**Exercise directions:** Copy out every line exactly as given.

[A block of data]
## BEGIN
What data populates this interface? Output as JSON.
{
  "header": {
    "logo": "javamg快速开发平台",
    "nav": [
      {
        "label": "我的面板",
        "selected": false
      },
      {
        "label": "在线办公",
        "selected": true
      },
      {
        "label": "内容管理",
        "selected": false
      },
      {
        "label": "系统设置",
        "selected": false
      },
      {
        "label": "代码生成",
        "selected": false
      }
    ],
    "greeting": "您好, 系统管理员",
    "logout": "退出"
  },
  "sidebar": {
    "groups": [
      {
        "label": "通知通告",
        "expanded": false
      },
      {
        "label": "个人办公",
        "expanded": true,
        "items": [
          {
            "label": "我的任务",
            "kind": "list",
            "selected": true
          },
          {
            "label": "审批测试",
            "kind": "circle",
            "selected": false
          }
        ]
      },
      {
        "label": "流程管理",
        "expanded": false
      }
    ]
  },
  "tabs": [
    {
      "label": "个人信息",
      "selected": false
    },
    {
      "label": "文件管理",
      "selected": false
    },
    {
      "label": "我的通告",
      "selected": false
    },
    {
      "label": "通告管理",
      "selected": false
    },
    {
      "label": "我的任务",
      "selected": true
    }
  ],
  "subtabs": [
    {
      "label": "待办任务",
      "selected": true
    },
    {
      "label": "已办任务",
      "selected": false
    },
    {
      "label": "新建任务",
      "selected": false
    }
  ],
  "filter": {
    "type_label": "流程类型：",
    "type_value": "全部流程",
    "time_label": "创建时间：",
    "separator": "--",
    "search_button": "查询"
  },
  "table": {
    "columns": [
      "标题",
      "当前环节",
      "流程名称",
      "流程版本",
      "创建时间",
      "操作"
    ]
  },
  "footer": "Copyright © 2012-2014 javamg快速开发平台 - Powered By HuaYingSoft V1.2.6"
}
## END
**Full output:**
What data populates this interface? Output as JSON.
{
  "header": {
    "logo": "javamg快速开发平台",
    "nav": [
      {
        "label": "我的面板",
        "selected": false
      },
      {
        "label": "在线办公",
        "selected": true
      },
      {
        "label": "内容管理",
        "selected": false
      },
      {
        "label": "系统设置",
        "selected": false
      },
      {
        "label": "代码生成",
        "selected": false
      }
    ],
    "greeting": "您好, 系统管理员",
    "logout": "退出"
  },
  "sidebar": {
    "groups": [
      {
        "label": "通知通告",
        "expanded": false
      },
      {
        "label": "个人办公",
        "expanded": true,
        "items": [
          {
            "label": "我的任务",
            "kind": "list",
            "selected": true
          },
          {
            "label": "审批测试",
            "kind": "circle",
            "selected": false
          }
        ]
      },
      {
        "label": "流程管理",
        "expanded": false
      }
    ]
  },
  "tabs": [
    {
      "label": "个人信息",
      "selected": false
    },
    {
      "label": "文件管理",
      "selected": false
    },
    {
      "label": "我的通告",
      "selected": false
    },
    {
      "label": "通告管理",
      "selected": false
    },
    {
      "label": "我的任务",
      "selected": true
    }
  ],
  "subtabs": [
    {
      "label": "待办任务",
      "selected": true
    },
    {
      "label": "已办任务",
      "selected": false
    },
    {
      "label": "新建任务",
      "selected": false
    }
  ],
  "filter": {
    "type_label": "流程类型：",
    "type_value": "全部流程",
    "time_label": "创建时间：",
    "separator": "--",
    "search_button": "查询"
  },
  "table": {
    "columns": [
      "标题",
      "当前环节",
      "流程名称",
      "流程版本",
      "创建时间",
      "操作"
    ]
  },
  "footer": "Copyright © 2012-2014 javamg快速开发平台 - Powered By HuaYingSoft V1.2.6"
}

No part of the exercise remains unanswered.